◆ Short problem: Present every line of the records below as a numbered list, leaving out any blank lines.

[start]

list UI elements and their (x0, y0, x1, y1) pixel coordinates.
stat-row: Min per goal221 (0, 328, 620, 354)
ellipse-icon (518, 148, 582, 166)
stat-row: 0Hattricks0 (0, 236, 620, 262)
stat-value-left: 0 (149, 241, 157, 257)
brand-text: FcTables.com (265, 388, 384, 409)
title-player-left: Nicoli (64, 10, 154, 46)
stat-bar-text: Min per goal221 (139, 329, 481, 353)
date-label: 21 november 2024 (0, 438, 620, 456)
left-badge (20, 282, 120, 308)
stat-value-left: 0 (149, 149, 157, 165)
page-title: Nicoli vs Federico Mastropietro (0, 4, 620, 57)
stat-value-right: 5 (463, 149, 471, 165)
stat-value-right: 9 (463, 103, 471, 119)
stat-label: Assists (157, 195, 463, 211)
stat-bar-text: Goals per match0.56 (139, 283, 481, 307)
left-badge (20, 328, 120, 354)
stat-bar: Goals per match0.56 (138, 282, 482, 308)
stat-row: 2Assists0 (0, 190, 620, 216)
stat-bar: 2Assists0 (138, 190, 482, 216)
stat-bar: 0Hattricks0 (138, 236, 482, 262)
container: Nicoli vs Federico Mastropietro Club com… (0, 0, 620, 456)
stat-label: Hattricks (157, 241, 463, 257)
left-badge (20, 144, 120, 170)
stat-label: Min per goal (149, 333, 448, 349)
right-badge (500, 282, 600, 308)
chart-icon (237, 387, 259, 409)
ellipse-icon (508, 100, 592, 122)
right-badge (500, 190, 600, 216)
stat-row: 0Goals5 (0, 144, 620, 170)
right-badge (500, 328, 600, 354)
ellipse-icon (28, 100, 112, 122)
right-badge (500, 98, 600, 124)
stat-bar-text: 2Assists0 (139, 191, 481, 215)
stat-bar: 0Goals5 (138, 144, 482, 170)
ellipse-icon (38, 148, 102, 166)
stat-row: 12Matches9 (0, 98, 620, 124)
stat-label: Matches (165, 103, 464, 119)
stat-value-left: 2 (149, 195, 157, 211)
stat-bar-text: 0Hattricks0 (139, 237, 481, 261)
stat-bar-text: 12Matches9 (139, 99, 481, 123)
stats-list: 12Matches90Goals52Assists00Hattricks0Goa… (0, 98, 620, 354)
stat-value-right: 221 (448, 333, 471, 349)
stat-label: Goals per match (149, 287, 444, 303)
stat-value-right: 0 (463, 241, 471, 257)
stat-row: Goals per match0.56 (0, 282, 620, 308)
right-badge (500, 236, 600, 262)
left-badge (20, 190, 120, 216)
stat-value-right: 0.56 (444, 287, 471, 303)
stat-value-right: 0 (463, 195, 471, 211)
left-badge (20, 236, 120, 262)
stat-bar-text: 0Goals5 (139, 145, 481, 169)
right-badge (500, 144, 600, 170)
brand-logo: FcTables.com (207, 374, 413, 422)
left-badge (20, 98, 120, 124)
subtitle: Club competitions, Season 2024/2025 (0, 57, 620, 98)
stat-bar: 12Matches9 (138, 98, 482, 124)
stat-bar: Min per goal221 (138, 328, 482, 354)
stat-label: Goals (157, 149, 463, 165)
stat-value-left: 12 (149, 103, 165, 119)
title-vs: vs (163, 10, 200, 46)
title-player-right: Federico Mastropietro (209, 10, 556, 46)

[end]

◆ Answer to this task:
1. list UI elements and their (x0, y0, x1, y1) pixel coordinates.
2. stat-row: Min per goal221 (0, 328, 620, 354)
3. ellipse-icon (518, 148, 582, 166)
4. stat-row: 0Hattricks0 (0, 236, 620, 262)
5. stat-value-left: 0 (149, 241, 157, 257)
6. brand-text: FcTables.com (265, 388, 384, 409)
7. title-player-left: Nicoli (64, 10, 154, 46)
8. stat-bar-text: Min per goal221 (139, 329, 481, 353)
9. date-label: 21 november 2024 (0, 438, 620, 456)
10. left-badge (20, 282, 120, 308)
11. stat-value-left: 0 (149, 149, 157, 165)
12. page-title: Nicoli vs Federico Mastropietro (0, 4, 620, 57)
13. stat-value-right: 5 (463, 149, 471, 165)
14. stat-value-right: 9 (463, 103, 471, 119)
15. stat-label: Assists (157, 195, 463, 211)
16. stat-bar-text: Goals per match0.56 (139, 283, 481, 307)
17. left-badge (20, 328, 120, 354)
18. stat-bar: Goals per match0.56 (138, 282, 482, 308)
19. stat-row: 2Assists0 (0, 190, 620, 216)
20. stat-bar: 2Assists0 (138, 190, 482, 216)
21. stat-bar: 0Hattricks0 (138, 236, 482, 262)
22. container: Nicoli vs Federico Mastropietro Club com… (0, 0, 620, 456)
23. stat-label: Hattricks (157, 241, 463, 257)
24. left-badge (20, 144, 120, 170)
25. stat-label: Min per goal (149, 333, 448, 349)
26. right-badge (500, 282, 600, 308)
27. chart-icon (237, 387, 259, 409)
28. ellipse-icon (508, 100, 592, 122)
29. right-badge (500, 190, 600, 216)
30. stat-row: 0Goals5 (0, 144, 620, 170)
31. right-badge (500, 328, 600, 354)
32. ellipse-icon (28, 100, 112, 122)
33. right-badge (500, 98, 600, 124)
34. stat-bar-text: 2Assists0 (139, 191, 481, 215)
35. stat-bar: 0Goals5 (138, 144, 482, 170)
36. ellipse-icon (38, 148, 102, 166)
37. stat-row: 12Matches9 (0, 98, 620, 124)
38. stat-label: Matches (165, 103, 464, 119)
39. stat-value-left: 2 (149, 195, 157, 211)
40. stat-bar-text: 0Hattricks0 (139, 237, 481, 261)
41. stat-bar-text: 12Matches9 (139, 99, 481, 123)
42. stats-list: 12Matches90Goals52Assists00Hattricks0Goa… (0, 98, 620, 354)
43. stat-value-right: 221 (448, 333, 471, 349)
44. stat-label: Goals per match (149, 287, 444, 303)
45. stat-value-right: 0 (463, 241, 471, 257)
46. stat-row: Goals per match0.56 (0, 282, 620, 308)
47. right-badge (500, 236, 600, 262)
48. left-badge (20, 190, 120, 216)
49. stat-value-right: 0.56 (444, 287, 471, 303)
50. stat-value-right: 0 (463, 195, 471, 211)
51. left-badge (20, 236, 120, 262)
52. stat-bar-text: 0Goals5 (139, 145, 481, 169)
53. right-badge (500, 144, 600, 170)
54. brand-logo: FcTables.com (207, 374, 413, 422)
55. left-badge (20, 98, 120, 124)
56. subtitle: Club competitions, Season 2024/2025 (0, 57, 620, 98)
57. stat-bar: 12Matches9 (138, 98, 482, 124)
58. stat-bar: Min per goal221 (138, 328, 482, 354)
59. stat-label: Goals (157, 149, 463, 165)
60. stat-value-left: 12 (149, 103, 165, 119)
61. title-vs: vs (163, 10, 200, 46)
62. title-player-right: Federico Mastropietro (209, 10, 556, 46)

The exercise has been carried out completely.